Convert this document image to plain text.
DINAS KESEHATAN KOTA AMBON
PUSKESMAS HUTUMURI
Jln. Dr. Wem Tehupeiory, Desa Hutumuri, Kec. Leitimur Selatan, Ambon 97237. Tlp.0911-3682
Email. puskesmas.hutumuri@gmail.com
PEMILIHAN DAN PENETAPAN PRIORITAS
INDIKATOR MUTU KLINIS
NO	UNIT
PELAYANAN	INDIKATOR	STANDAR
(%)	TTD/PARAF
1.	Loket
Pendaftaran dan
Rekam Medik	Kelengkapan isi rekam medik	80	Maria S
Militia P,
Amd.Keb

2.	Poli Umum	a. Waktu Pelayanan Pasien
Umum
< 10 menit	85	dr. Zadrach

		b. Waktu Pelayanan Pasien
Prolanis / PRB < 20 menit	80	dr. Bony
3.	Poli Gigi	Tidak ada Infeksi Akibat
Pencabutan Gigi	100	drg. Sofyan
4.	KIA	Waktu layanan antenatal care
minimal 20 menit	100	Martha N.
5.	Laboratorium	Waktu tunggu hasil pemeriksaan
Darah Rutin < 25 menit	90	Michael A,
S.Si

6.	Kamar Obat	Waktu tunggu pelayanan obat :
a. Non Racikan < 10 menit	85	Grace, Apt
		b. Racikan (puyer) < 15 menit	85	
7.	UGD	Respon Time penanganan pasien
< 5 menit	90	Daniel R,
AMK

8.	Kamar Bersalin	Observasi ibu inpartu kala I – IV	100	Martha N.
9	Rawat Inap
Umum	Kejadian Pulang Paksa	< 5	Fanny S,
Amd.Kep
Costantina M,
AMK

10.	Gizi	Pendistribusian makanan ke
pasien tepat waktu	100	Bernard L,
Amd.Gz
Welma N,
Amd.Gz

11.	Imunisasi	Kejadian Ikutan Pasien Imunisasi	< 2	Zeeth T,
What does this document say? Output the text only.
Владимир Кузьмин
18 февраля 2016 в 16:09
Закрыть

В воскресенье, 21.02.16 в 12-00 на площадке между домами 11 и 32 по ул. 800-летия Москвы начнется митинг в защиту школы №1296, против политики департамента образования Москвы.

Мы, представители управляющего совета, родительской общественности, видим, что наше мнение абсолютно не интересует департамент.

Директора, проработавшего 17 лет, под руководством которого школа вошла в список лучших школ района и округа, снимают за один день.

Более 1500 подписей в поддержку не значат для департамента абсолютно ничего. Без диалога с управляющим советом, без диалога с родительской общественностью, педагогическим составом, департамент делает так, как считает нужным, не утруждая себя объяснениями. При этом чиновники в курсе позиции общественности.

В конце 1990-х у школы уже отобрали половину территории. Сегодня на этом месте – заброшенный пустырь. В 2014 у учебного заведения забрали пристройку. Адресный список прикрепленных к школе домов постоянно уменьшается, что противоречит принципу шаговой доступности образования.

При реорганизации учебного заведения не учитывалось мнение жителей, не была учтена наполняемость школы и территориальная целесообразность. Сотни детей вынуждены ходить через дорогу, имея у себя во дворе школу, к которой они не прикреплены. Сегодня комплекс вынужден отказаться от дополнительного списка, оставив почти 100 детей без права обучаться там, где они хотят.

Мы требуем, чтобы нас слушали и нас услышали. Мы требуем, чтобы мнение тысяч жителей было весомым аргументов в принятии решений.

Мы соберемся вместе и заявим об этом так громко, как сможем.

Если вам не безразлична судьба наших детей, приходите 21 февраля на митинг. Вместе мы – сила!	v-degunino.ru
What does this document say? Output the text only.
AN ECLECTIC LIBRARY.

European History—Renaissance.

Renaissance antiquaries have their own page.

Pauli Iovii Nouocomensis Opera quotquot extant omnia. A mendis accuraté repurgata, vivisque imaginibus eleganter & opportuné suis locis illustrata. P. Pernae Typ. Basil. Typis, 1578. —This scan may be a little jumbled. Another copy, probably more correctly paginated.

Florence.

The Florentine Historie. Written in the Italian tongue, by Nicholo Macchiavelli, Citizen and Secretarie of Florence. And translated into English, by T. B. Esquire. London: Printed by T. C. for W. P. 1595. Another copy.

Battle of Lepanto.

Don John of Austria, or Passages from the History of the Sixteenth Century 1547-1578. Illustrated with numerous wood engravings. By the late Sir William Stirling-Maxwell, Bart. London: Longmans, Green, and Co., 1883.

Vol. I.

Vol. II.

● ● ● ●

§ **What is expected**:
Check each line of the entries above for the word "жителей". List the ones that have it.

§ **Result of this task**:
При реорганизации учебного заведения не учитывалось мнение жителей, не была учтена наполняемость школы и территориальная целесообразность. Сотни детей вынуждены ходить через дорогу, имея у себя во дворе школу, к которой они не прикреплены. Сегодня комплекс вынужден отказаться от дополнительного списка, оставив почти 100 детей без права обучаться там, где они хотят.
Мы требуем, чтобы нас слушали и нас услышали. Мы требуем, чтобы мнение тысяч жителей было весомым аргументов в принятии решений.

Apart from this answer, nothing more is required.